* [SHORT EXERCISE] Any pictures in the records below should be skipped; write out everything else exactly.

(Collected data)
□ □ □ □ □

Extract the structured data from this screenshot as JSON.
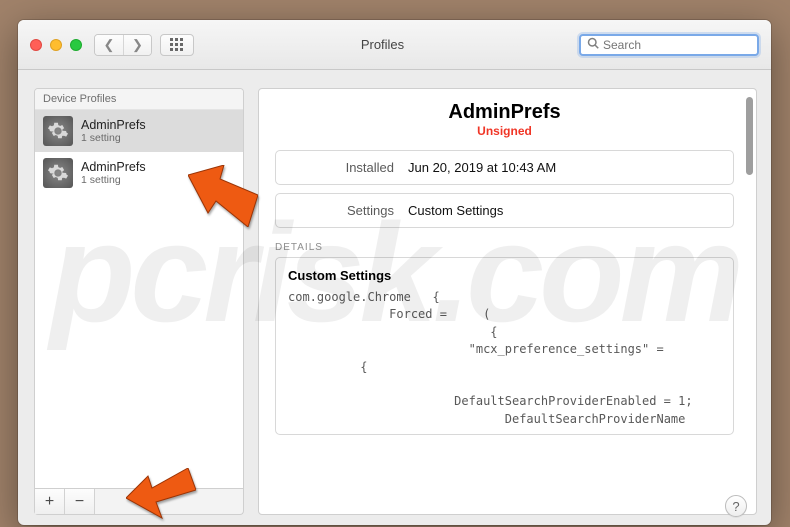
{
  "window": {
    "title": "Profiles"
  },
  "search": {
    "placeholder": "Search"
  },
  "sidebar": {
    "header": "Device Profiles",
    "items": [
      {
        "name": "AdminPrefs",
        "meta": "1 setting"
      },
      {
        "name": "AdminPrefs",
        "meta": "1 setting"
      }
    ],
    "add": "+",
    "remove": "−"
  },
  "profile": {
    "title": "AdminPrefs",
    "unsigned": "Unsigned",
    "rows": [
      {
        "label": "Installed",
        "value": "Jun 20, 2019 at 10:43 AM"
      },
      {
        "label": "Settings",
        "value": "Custom Settings"
      }
    ],
    "details_label": "DETAILS",
    "details_section": "Custom Settings",
    "details_body": "com.google.Chrome   {\n              Forced =     (\n                            {\n                         \"mcx_preference_settings\" =\n          {\n\n                       DefaultSearchProviderEnabled = 1;\n                              DefaultSearchProviderName"
  },
  "help": "?",
  "watermark": "pcrisk.com"
}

□ □ □ □ □

* [TASK OUTPUT]
Extract the structured data from this screenshot as JSON.
{
  "window": {
    "title": "Profiles"
  },
  "search": {
    "placeholder": "Search"
  },
  "sidebar": {
    "header": "Device Profiles",
    "items": [
      {
        "name": "AdminPrefs",
        "meta": "1 setting"
      },
      {
        "name": "AdminPrefs",
        "meta": "1 setting"
      }
    ],
    "add": "+",
    "remove": "−"
  },
  "profile": {
    "title": "AdminPrefs",
    "unsigned": "Unsigned",
    "rows": [
      {
        "label": "Installed",
        "value": "Jun 20, 2019 at 10:43 AM"
      },
      {
        "label": "Settings",
        "value": "Custom Settings"
      }
    ],
    "details_label": "DETAILS",
    "details_section": "Custom Settings",
    "details_body": "com.google.Chrome   {\n              Forced =     (\n                            {\n                         \"mcx_preference_settings\" =\n          {\n\n                       DefaultSearchProviderEnabled = 1;\n                              DefaultSearchProviderName"
  },
  "help": "?",
  "watermark": "pcrisk.com"
}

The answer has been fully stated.